[Raw records]
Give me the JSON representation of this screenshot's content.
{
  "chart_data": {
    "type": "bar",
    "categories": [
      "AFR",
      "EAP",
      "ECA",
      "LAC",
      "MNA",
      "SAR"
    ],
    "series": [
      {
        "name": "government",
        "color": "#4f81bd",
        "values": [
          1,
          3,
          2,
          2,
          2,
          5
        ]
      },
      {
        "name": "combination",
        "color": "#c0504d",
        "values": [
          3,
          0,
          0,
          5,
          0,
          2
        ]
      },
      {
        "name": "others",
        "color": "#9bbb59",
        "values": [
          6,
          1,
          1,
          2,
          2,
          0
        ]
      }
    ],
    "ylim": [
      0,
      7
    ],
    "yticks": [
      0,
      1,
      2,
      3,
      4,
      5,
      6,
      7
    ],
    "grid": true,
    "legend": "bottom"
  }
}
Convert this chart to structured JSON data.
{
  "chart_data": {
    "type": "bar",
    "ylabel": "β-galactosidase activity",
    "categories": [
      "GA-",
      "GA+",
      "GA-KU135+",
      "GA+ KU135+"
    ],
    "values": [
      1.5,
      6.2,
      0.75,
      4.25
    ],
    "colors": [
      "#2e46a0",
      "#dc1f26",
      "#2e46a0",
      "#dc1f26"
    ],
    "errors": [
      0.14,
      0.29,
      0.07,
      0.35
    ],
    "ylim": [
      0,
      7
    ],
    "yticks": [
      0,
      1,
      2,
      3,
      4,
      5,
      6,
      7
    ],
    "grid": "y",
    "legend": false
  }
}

---

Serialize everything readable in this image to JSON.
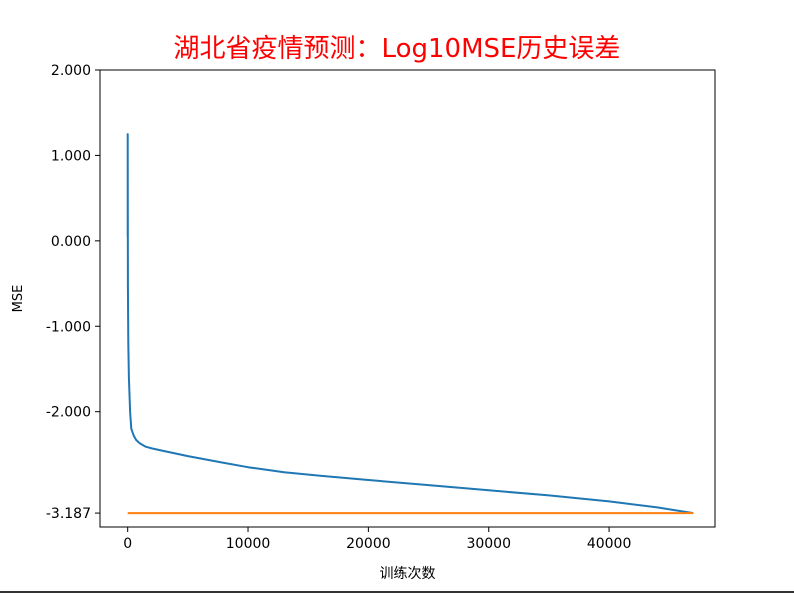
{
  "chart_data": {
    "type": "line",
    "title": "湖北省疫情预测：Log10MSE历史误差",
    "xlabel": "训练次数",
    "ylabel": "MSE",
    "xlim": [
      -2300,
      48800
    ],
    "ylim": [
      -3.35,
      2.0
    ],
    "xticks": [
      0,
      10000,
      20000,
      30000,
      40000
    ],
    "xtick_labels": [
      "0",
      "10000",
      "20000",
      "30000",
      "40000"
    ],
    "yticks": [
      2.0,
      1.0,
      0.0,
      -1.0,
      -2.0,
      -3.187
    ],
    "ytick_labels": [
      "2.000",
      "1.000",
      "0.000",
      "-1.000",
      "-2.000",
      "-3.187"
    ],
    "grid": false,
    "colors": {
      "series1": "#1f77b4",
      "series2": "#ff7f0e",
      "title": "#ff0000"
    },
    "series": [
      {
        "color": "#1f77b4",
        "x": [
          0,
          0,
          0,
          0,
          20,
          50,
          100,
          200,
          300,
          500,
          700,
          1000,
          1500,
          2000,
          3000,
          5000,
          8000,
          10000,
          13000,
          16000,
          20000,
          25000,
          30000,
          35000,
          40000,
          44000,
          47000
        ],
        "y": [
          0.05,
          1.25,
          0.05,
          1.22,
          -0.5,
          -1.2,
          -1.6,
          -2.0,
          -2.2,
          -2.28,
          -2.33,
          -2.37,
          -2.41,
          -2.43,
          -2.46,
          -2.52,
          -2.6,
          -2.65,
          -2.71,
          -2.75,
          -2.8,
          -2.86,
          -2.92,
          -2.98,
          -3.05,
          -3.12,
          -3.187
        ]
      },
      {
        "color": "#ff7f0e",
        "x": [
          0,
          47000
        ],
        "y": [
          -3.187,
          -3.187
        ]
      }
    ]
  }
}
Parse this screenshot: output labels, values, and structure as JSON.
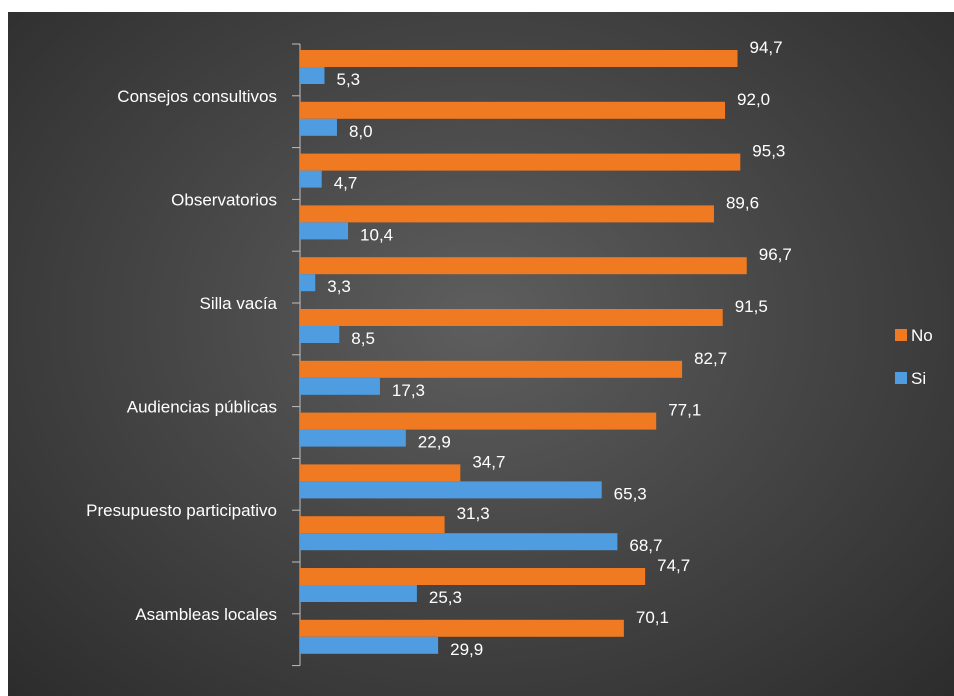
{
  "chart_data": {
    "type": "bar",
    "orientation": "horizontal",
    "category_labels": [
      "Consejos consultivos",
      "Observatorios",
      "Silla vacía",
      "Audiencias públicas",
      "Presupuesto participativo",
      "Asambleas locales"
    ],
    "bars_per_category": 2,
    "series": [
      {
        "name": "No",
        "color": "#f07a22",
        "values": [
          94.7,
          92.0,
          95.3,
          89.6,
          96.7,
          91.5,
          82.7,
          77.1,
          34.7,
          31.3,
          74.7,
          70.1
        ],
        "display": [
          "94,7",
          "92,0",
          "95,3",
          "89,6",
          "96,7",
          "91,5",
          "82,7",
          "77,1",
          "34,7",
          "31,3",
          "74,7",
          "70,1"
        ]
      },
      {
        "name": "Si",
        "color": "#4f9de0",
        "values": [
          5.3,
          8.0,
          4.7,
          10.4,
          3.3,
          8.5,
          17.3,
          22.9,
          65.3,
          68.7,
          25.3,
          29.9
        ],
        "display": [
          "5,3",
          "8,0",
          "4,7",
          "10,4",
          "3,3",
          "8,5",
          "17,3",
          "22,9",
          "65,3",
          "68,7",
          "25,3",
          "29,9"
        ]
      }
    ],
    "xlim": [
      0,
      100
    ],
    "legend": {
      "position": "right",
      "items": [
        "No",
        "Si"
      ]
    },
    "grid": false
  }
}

--

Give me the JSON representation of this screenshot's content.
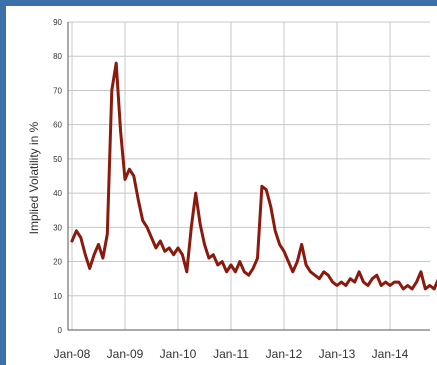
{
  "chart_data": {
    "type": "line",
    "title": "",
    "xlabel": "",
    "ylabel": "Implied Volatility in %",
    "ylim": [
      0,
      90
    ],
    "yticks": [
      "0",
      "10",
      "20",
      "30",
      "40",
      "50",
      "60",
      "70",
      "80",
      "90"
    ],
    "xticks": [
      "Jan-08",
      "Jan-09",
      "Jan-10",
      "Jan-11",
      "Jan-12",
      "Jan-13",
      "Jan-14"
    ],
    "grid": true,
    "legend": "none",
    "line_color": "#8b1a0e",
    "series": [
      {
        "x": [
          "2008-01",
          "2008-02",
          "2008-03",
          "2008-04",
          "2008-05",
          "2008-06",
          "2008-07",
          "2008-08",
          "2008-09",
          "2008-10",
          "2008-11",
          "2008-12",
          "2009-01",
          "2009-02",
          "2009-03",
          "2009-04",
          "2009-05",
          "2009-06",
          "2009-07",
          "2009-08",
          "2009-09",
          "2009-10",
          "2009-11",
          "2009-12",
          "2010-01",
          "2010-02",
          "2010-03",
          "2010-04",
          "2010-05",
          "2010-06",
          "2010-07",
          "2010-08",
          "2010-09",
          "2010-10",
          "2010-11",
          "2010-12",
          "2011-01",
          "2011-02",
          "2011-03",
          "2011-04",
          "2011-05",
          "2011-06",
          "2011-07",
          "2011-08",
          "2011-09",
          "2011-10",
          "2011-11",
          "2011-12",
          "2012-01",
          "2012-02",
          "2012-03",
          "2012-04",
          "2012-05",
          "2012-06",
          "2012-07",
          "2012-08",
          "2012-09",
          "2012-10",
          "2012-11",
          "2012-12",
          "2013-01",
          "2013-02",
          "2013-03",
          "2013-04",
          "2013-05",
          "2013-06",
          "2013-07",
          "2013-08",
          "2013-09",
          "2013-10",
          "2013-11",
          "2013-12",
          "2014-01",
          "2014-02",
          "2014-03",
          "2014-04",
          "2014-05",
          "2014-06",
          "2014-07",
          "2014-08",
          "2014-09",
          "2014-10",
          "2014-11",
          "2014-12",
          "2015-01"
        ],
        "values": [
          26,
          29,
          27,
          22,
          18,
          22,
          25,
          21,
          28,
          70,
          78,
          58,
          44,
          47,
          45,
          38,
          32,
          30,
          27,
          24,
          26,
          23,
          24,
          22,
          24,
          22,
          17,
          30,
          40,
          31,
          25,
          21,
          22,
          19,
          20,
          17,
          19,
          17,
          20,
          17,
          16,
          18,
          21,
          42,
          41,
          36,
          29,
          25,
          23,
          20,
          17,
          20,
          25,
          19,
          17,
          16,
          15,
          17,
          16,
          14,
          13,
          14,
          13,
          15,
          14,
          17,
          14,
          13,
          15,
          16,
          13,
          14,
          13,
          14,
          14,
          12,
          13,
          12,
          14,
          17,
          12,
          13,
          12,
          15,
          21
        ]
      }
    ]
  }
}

[Problem statement] Say how many lines above contain the string "title". Answer with the number only.

[Response] 3